Stated task: The records that follow are to be transcribed in full, without their images.

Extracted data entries
-- -- --

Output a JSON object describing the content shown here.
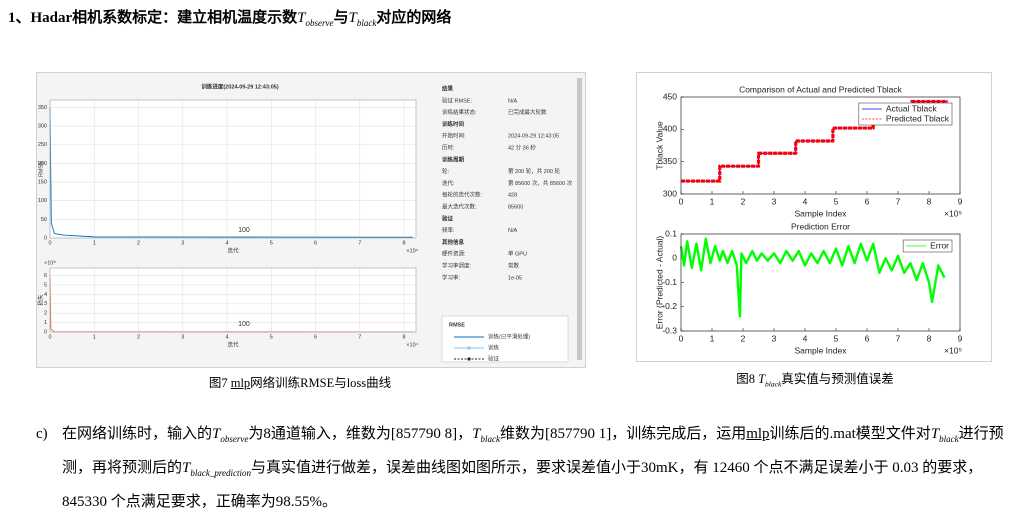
{
  "heading": [
    "1、Hadar相机系数标定：建立相机温度示数",
    {
      "base": "T",
      "sub": "observe"
    },
    "与",
    {
      "base": "T",
      "sub": "black"
    },
    "对应的网络"
  ],
  "figure7": {
    "title": "训练进度(2024-09-29 12:43:05)",
    "caption": [
      "图7 ",
      {
        "underline": "mlp"
      },
      "网络训练RMSE与loss曲线"
    ],
    "panel": [
      {
        "title": "结果",
        "rows": [
          [
            "验证 RMSE:",
            "N/A"
          ],
          [
            "训练结果状态:",
            "已完成最大轮数"
          ]
        ]
      },
      {
        "title": "训练时间",
        "rows": [
          [
            "开始时间:",
            "2024-09-29 12:43:05"
          ],
          [
            "历时:",
            "42 分 36 秒"
          ]
        ]
      },
      {
        "title": "训练周期",
        "rows": [
          [
            "轮:",
            "第 200 轮，共 200 轮"
          ],
          [
            "迭代:",
            "第 85600 次，共 85600 次"
          ],
          [
            "每轮的迭代次数:",
            "428"
          ],
          [
            "最大迭代次数:",
            "85600"
          ]
        ]
      },
      {
        "title": "验证",
        "rows": [
          [
            "频率:",
            "N/A"
          ]
        ]
      },
      {
        "title": "其他信息",
        "rows": [
          [
            "硬件资源:",
            "单 GPU"
          ],
          [
            "学习率调度:",
            "常数"
          ],
          [
            "学习率:",
            "1e-05"
          ]
        ]
      }
    ],
    "legend": {
      "title": "RMSE",
      "entries": [
        "训练(已平滑处理)",
        "训练",
        "验证"
      ]
    }
  },
  "figure8": {
    "caption": [
      "图8 ",
      {
        "base": "T",
        "sub": "black"
      },
      "真实值与预测值误差"
    ]
  },
  "paragraph": {
    "marker": "c)",
    "text": [
      "在网络训练时，输入的",
      {
        "base": "T",
        "sub": "observe"
      },
      "为8通道输入，维数为[857790 8]，",
      {
        "base": "T",
        "sub": "black"
      },
      "维数为[857790 1]，训练完成后，运用",
      {
        "underline": "mlp"
      },
      "训练后的.mat模型文件对",
      {
        "base": "T",
        "sub": "black"
      },
      "进行预测，再将预测后的",
      {
        "base": "T",
        "sub": "black_prediction"
      },
      "与真实值进行做差，误差曲线图如图所示，要求误差值小于30mK，有 12460 个点不满足误差小于 0.03 的要求，845330 个点满足要求，正确率为98.55%。"
    ]
  },
  "chart_data": [
    {
      "type": "line",
      "ylabel": "RMSE",
      "xlabel": "迭代",
      "x_multiplier": "×10⁴",
      "annotation": "100",
      "xlim": [
        0,
        8.27
      ],
      "ylim": [
        0,
        370
      ],
      "xticks": [
        0,
        1,
        2,
        3,
        4,
        5,
        6,
        7,
        8
      ],
      "yticks": [
        0,
        50,
        100,
        150,
        200,
        250,
        300,
        350
      ],
      "grid": true,
      "series": [
        {
          "color": "#0072bd",
          "x": [
            0,
            0.03,
            0.1,
            0.3,
            1,
            8.2
          ],
          "values": [
            350,
            40,
            12,
            8,
            3,
            2
          ]
        }
      ]
    },
    {
      "type": "line",
      "ylabel": "损失",
      "xlabel": "迭代",
      "x_multiplier": "×10⁴",
      "y_multiplier": "×10⁸",
      "annotation": "100",
      "xlim": [
        0,
        8.27
      ],
      "ylim": [
        0,
        6.8
      ],
      "xticks": [
        0,
        1,
        2,
        3,
        4,
        5,
        6,
        7,
        8
      ],
      "yticks": [
        0,
        1,
        2,
        3,
        4,
        5,
        6
      ],
      "grid": true,
      "series": [
        {
          "color": "#e8643c",
          "x": [
            0,
            0.02,
            0.1,
            8.2
          ],
          "values": [
            6,
            0.3,
            0.02,
            0.01
          ]
        }
      ]
    },
    {
      "type": "line",
      "title": "Comparison of Actual and Predicted Tblack",
      "ylabel": "Tblack Value",
      "xlabel": "Sample Index",
      "x_multiplier": "×10⁵",
      "xlim": [
        0,
        9
      ],
      "ylim": [
        300,
        450
      ],
      "xticks": [
        0,
        1,
        2,
        3,
        4,
        5,
        6,
        7,
        8,
        9
      ],
      "yticks": [
        300,
        350,
        400,
        450
      ],
      "grid": false,
      "legend": "northeast",
      "series": [
        {
          "name": "Actual Tblack",
          "color": "#0000ff",
          "line_style": "-",
          "x": [
            0,
            1.25,
            1.25,
            2.5,
            2.5,
            3.7,
            3.7,
            4.9,
            4.9,
            6.2,
            6.2,
            7.45,
            7.45,
            8.6
          ],
          "values": [
            320,
            320,
            343,
            343,
            363,
            363,
            382,
            382,
            402,
            402,
            423,
            423,
            443,
            443
          ]
        },
        {
          "name": "Predicted Tblack",
          "color": "#ff0000",
          "line_style": "--",
          "x": [
            0,
            1.25,
            1.25,
            2.5,
            2.5,
            3.7,
            3.7,
            4.9,
            4.9,
            6.2,
            6.2,
            7.45,
            7.45,
            8.6
          ],
          "values": [
            320,
            320,
            343,
            343,
            363,
            363,
            382,
            382,
            402,
            402,
            423,
            423,
            443,
            443
          ]
        }
      ]
    },
    {
      "type": "line",
      "title": "Prediction Error",
      "ylabel": "Error (Predicted - Actual)",
      "xlabel": "Sample Index",
      "x_multiplier": "×10⁵",
      "xlim": [
        0,
        9
      ],
      "ylim": [
        -0.3,
        0.1
      ],
      "xticks": [
        0,
        1,
        2,
        3,
        4,
        5,
        6,
        7,
        8,
        9
      ],
      "yticks": [
        -0.3,
        -0.2,
        -0.1,
        0,
        0.1
      ],
      "grid": false,
      "legend": "northeast",
      "series": [
        {
          "name": "Error",
          "color": "#00ff00",
          "line_style": "-",
          "x": [
            0,
            0.1,
            0.2,
            0.35,
            0.5,
            0.65,
            0.8,
            0.95,
            1.1,
            1.25,
            1.35,
            1.5,
            1.65,
            1.8,
            1.9,
            1.95,
            2.1,
            2.3,
            2.45,
            2.6,
            2.8,
            3.0,
            3.2,
            3.4,
            3.6,
            3.8,
            4.0,
            4.2,
            4.4,
            4.6,
            4.8,
            5.0,
            5.2,
            5.4,
            5.6,
            5.8,
            6.0,
            6.2,
            6.4,
            6.6,
            6.8,
            7.0,
            7.2,
            7.4,
            7.6,
            7.8,
            8.0,
            8.1,
            8.3,
            8.5
          ],
          "values": [
            0.05,
            -0.03,
            0.07,
            -0.04,
            0.06,
            -0.05,
            0.08,
            -0.02,
            0.05,
            -0.01,
            0.03,
            -0.02,
            0.03,
            -0.03,
            -0.24,
            0.02,
            -0.02,
            0.03,
            -0.01,
            0.02,
            -0.01,
            0.02,
            -0.02,
            0.03,
            -0.01,
            0.03,
            -0.03,
            0.02,
            -0.02,
            0.03,
            -0.02,
            0.04,
            -0.03,
            0.05,
            -0.02,
            0.06,
            -0.01,
            0.06,
            -0.06,
            0.0,
            -0.05,
            0.01,
            -0.06,
            -0.02,
            -0.09,
            -0.02,
            -0.1,
            -0.18,
            -0.03,
            -0.08
          ]
        }
      ]
    }
  ]
}
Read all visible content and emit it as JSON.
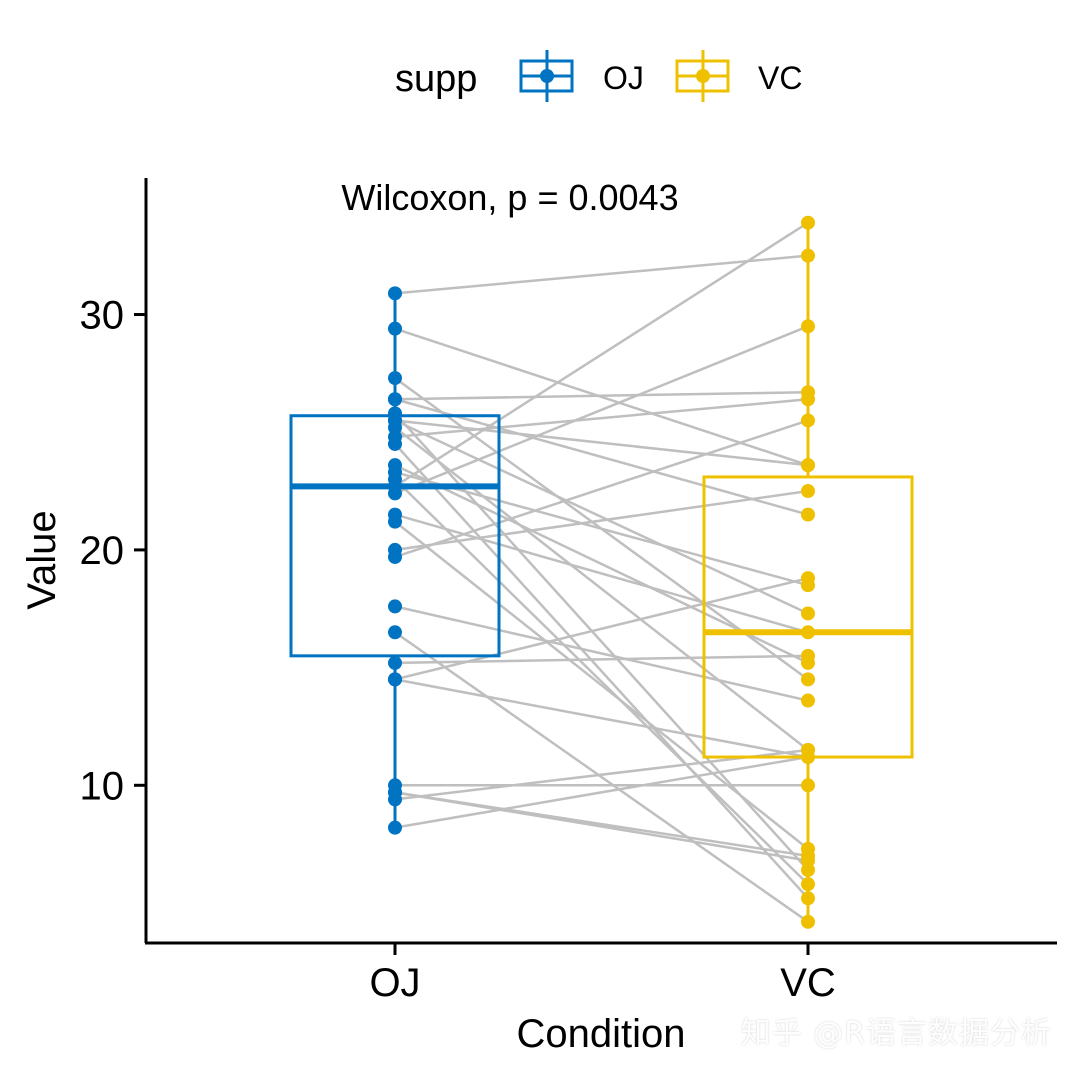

-- -- --

Exercise output:
Output a JSON object describing the content shown here.
{
  "heading": [
    "1、Hadar相机系数标定：建立相机温度示数",
    {
      "base": "T",
      "sub": "observe"
    },
    "与",
    {
      "base": "T",
      "sub": "black"
    },
    "对应的网络"
  ],
  "figure7": {
    "title": "训练进度(2024-09-29 12:43:05)",
    "caption": [
      "图7 ",
      {
        "underline": "mlp"
      },
      "网络训练RMSE与loss曲线"
    ],
    "panel": [
      {
        "title": "结果",
        "rows": [
          [
            "验证 RMSE:",
            "N/A"
          ],
          [
            "训练结果状态:",
            "已完成最大轮数"
          ]
        ]
      },
      {
        "title": "训练时间",
        "rows": [
          [
            "开始时间:",
            "2024-09-29 12:43:05"
          ],
          [
            "历时:",
            "42 分 36 秒"
          ]
        ]
      },
      {
        "title": "训练周期",
        "rows": [
          [
            "轮:",
            "第 200 轮，共 200 轮"
          ],
          [
            "迭代:",
            "第 85600 次，共 85600 次"
          ],
          [
            "每轮的迭代次数:",
            "428"
          ],
          [
            "最大迭代次数:",
            "85600"
          ]
        ]
      },
      {
        "title": "验证",
        "rows": [
          [
            "频率:",
            "N/A"
          ]
        ]
      },
      {
        "title": "其他信息",
        "rows": [
          [
            "硬件资源:",
            "单 GPU"
          ],
          [
            "学习率调度:",
            "常数"
          ],
          [
            "学习率:",
            "1e-05"
          ]
        ]
      }
    ],
    "legend": {
      "title": "RMSE",
      "entries": [
        "训练(已平滑处理)",
        "训练",
        "验证"
      ]
    }
  },
  "figure8": {
    "caption": [
      "图8 ",
      {
        "base": "T",
        "sub": "black"
      },
      "真实值与预测值误差"
    ]
  },
  "paragraph": {
    "marker": "c)",
    "text": [
      "在网络训练时，输入的",
      {
        "base": "T",
        "sub": "observe"
      },
      "为8通道输入，维数为[857790 8]，",
      {
        "base": "T",
        "sub": "black"
      },
      "维数为[857790 1]，训练完成后，运用",
      {
        "underline": "mlp"
      },
      "训练后的.mat模型文件对",
      {
        "base": "T",
        "sub": "black"
      },
      "进行预测，再将预测后的",
      {
        "base": "T",
        "sub": "black_prediction"
      },
      "与真实值进行做差，误差曲线图如图所示，要求误差值小于30mK，有 12460 个点不满足误差小于 0.03 的要求，845330 个点满足要求，正确率为98.55%。"
    ]
  },
  "chart_data": [
    {
      "type": "line",
      "ylabel": "RMSE",
      "xlabel": "迭代",
      "x_multiplier": "×10⁴",
      "annotation": "100",
      "xlim": [
        0,
        8.27
      ],
      "ylim": [
        0,
        370
      ],
      "xticks": [
        0,
        1,
        2,
        3,
        4,
        5,
        6,
        7,
        8
      ],
      "yticks": [
        0,
        50,
        100,
        150,
        200,
        250,
        300,
        350
      ],
      "grid": true,
      "series": [
        {
          "color": "#0072bd",
          "x": [
            0,
            0.03,
            0.1,
            0.3,
            1,
            8.2
          ],
          "values": [
            350,
            40,
            12,
            8,
            3,
            2
          ]
        }
      ]
    },
    {
      "type": "line",
      "ylabel": "损失",
      "xlabel": "迭代",
      "x_multiplier": "×10⁴",
      "y_multiplier": "×10⁸",
      "annotation": "100",
      "xlim": [
        0,
        8.27
      ],
      "ylim": [
        0,
        6.8
      ],
      "xticks": [
        0,
        1,
        2,
        3,
        4,
        5,
        6,
        7,
        8
      ],
      "yticks": [
        0,
        1,
        2,
        3,
        4,
        5,
        6
      ],
      "grid": true,
      "series": [
        {
          "color": "#e8643c",
          "x": [
            0,
            0.02,
            0.1,
            8.2
          ],
          "values": [
            6,
            0.3,
            0.02,
            0.01
          ]
        }
      ]
    },
    {
      "type": "line",
      "title": "Comparison of Actual and Predicted Tblack",
      "ylabel": "Tblack Value",
      "xlabel": "Sample Index",
      "x_multiplier": "×10⁵",
      "xlim": [
        0,
        9
      ],
      "ylim": [
        300,
        450
      ],
      "xticks": [
        0,
        1,
        2,
        3,
        4,
        5,
        6,
        7,
        8,
        9
      ],
      "yticks": [
        300,
        350,
        400,
        450
      ],
      "grid": false,
      "legend": "northeast",
      "series": [
        {
          "name": "Actual Tblack",
          "color": "#0000ff",
          "line_style": "-",
          "x": [
            0,
            1.25,
            1.25,
            2.5,
            2.5,
            3.7,
            3.7,
            4.9,
            4.9,
            6.2,
            6.2,
            7.45,
            7.45,
            8.6
          ],
          "values": [
            320,
            320,
            343,
            343,
            363,
            363,
            382,
            382,
            402,
            402,
            423,
            423,
            443,
            443
          ]
        },
        {
          "name": "Predicted Tblack",
          "color": "#ff0000",
          "line_style": "--",
          "x": [
            0,
            1.25,
            1.25,
            2.5,
            2.5,
            3.7,
            3.7,
            4.9,
            4.9,
            6.2,
            6.2,
            7.45,
            7.45,
            8.6
          ],
          "values": [
            320,
            320,
            343,
            343,
            363,
            363,
            382,
            382,
            402,
            402,
            423,
            423,
            443,
            443
          ]
        }
      ]
    },
    {
      "type": "line",
      "title": "Prediction Error",
      "ylabel": "Error (Predicted - Actual)",
      "xlabel": "Sample Index",
      "x_multiplier": "×10⁵",
      "xlim": [
        0,
        9
      ],
      "ylim": [
        -0.3,
        0.1
      ],
      "xticks": [
        0,
        1,
        2,
        3,
        4,
        5,
        6,
        7,
        8,
        9
      ],
      "yticks": [
        -0.3,
        -0.2,
        -0.1,
        0,
        0.1
      ],
      "grid": false,
      "legend": "northeast",
      "series": [
        {
          "name": "Error",
          "color": "#00ff00",
          "line_style": "-",
          "x": [
            0,
            0.1,
            0.2,
            0.35,
            0.5,
            0.65,
            0.8,
            0.95,
            1.1,
            1.25,
            1.35,
            1.5,
            1.65,
            1.8,
            1.9,
            1.95,
            2.1,
            2.3,
            2.45,
            2.6,
            2.8,
            3.0,
            3.2,
            3.4,
            3.6,
            3.8,
            4.0,
            4.2,
            4.4,
            4.6,
            4.8,
            5.0,
            5.2,
            5.4,
            5.6,
            5.8,
            6.0,
            6.2,
            6.4,
            6.6,
            6.8,
            7.0,
            7.2,
            7.4,
            7.6,
            7.8,
            8.0,
            8.1,
            8.3,
            8.5
          ],
          "values": [
            0.05,
            -0.03,
            0.07,
            -0.04,
            0.06,
            -0.05,
            0.08,
            -0.02,
            0.05,
            -0.01,
            0.03,
            -0.02,
            0.03,
            -0.03,
            -0.24,
            0.02,
            -0.02,
            0.03,
            -0.01,
            0.02,
            -0.01,
            0.02,
            -0.02,
            0.03,
            -0.01,
            0.03,
            -0.03,
            0.02,
            -0.02,
            0.03,
            -0.02,
            0.04,
            -0.03,
            0.05,
            -0.02,
            0.06,
            -0.01,
            0.06,
            -0.06,
            0.0,
            -0.05,
            0.01,
            -0.06,
            -0.02,
            -0.09,
            -0.02,
            -0.1,
            -0.18,
            -0.03,
            -0.08
          ]
        }
      ]
    }
  ]
}
Read all visible content and emit it as JSON.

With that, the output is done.